Task objective
Reproduce word for word every line from the beginning of the entries through the line that contains "axis-ticks [198,78,2131,1058]", with that line included.

....................

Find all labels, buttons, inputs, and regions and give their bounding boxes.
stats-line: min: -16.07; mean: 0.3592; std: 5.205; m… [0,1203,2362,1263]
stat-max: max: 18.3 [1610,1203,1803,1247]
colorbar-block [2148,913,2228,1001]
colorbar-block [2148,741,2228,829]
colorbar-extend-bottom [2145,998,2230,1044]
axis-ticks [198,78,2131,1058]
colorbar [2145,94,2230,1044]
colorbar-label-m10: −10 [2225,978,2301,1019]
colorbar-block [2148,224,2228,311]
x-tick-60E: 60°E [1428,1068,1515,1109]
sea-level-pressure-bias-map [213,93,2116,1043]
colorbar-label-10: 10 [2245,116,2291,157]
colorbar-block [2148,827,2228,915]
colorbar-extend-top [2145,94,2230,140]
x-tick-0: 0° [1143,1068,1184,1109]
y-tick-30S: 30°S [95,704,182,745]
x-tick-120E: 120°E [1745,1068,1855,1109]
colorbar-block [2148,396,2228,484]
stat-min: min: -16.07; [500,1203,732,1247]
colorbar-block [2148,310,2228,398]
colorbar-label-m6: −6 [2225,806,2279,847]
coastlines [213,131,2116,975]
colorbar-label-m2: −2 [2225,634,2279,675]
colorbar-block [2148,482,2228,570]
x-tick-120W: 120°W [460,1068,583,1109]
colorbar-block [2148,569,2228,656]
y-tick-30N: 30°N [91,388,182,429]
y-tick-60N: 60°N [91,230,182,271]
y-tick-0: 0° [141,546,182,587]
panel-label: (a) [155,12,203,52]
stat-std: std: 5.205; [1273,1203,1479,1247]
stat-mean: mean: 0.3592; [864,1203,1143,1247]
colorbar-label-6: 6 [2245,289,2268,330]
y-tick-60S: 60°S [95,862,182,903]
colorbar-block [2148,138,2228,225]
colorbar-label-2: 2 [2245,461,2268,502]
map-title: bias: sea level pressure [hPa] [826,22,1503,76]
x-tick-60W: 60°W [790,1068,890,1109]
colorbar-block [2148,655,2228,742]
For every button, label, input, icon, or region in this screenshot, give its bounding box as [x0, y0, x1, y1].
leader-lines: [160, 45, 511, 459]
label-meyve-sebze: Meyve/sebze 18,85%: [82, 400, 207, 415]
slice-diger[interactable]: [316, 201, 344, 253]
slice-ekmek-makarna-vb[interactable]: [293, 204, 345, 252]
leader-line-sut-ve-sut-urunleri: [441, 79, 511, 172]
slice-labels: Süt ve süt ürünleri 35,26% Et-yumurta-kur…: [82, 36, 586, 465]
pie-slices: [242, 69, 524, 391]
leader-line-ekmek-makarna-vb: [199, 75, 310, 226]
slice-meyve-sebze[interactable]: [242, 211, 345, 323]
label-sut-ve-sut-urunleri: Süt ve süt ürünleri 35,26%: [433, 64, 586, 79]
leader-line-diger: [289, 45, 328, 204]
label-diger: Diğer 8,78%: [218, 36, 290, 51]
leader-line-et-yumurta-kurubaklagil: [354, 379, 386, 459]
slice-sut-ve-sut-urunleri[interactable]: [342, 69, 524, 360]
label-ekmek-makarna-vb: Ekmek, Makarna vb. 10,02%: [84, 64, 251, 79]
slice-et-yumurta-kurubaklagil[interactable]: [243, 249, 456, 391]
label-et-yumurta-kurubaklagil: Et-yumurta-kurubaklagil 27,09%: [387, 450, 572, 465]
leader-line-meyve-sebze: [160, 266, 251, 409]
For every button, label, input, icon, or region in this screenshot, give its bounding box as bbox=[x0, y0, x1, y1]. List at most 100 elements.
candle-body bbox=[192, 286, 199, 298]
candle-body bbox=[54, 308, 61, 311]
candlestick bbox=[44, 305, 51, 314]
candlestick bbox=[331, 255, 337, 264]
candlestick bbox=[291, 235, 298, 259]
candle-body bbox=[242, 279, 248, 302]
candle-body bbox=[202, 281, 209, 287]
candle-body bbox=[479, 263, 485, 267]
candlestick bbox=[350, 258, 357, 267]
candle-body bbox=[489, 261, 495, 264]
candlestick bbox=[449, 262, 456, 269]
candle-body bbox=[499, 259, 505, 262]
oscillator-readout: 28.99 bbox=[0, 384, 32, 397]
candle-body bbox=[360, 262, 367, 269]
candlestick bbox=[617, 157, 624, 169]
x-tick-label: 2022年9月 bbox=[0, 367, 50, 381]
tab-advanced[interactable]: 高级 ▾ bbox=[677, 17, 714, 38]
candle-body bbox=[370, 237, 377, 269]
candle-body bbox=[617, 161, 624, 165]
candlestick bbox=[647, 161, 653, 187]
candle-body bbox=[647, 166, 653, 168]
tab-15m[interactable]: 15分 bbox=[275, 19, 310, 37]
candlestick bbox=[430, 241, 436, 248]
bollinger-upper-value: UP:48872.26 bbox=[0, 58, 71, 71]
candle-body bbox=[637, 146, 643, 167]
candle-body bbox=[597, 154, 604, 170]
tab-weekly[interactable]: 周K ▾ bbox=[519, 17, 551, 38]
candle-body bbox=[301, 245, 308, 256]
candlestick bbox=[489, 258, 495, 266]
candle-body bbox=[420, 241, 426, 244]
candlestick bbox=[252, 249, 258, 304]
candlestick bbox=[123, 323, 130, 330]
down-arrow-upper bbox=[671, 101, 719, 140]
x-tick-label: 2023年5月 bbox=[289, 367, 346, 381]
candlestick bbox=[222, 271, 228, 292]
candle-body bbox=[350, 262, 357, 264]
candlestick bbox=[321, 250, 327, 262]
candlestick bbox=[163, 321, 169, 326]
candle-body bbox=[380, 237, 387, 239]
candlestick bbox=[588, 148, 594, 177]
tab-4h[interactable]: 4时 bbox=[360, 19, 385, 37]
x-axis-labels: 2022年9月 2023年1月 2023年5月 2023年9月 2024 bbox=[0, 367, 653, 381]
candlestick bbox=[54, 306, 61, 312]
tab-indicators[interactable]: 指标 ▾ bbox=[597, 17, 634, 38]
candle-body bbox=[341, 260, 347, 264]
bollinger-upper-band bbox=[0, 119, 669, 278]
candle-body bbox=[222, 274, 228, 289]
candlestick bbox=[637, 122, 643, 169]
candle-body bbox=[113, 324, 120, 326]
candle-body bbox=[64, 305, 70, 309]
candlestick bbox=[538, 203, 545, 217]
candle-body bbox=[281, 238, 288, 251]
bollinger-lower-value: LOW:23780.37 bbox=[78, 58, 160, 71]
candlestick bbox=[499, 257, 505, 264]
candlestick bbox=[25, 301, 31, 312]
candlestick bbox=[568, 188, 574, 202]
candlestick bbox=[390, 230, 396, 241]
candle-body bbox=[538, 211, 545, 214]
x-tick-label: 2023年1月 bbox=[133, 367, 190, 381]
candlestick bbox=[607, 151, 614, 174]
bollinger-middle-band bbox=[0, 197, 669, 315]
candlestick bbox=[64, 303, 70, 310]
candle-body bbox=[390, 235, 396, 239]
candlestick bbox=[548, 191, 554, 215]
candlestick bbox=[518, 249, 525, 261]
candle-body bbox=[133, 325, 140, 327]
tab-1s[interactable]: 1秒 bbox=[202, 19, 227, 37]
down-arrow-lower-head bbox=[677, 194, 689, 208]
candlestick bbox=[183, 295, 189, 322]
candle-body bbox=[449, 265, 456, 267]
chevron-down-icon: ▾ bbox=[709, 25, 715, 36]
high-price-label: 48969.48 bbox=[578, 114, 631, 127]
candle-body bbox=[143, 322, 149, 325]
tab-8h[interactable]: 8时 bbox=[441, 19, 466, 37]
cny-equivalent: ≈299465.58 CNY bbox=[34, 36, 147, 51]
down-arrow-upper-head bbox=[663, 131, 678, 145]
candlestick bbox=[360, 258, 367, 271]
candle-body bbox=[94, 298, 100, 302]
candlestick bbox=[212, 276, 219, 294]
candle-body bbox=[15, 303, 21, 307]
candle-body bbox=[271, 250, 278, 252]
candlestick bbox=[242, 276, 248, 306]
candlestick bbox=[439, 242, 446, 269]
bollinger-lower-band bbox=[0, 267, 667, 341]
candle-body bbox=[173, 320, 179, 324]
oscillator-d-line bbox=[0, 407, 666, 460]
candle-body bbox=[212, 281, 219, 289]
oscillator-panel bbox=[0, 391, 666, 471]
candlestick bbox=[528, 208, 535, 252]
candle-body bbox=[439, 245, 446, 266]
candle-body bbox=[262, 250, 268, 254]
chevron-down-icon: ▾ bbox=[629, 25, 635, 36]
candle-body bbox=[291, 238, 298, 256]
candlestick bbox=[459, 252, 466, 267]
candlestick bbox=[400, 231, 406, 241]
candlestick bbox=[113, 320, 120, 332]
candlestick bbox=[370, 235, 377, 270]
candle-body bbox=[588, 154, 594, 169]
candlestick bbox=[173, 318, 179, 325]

....................

Result of this task
Find all labels, buttons, inputs, and regions and give their bounding boxes.
stats-line: min: -16.07; mean: 0.3592; std: 5.205; m… [0,1203,2362,1263]
stat-max: max: 18.3 [1610,1203,1803,1247]
colorbar-block [2148,913,2228,1001]
colorbar-block [2148,741,2228,829]
colorbar-extend-bottom [2145,998,2230,1044]
axis-ticks [198,78,2131,1058]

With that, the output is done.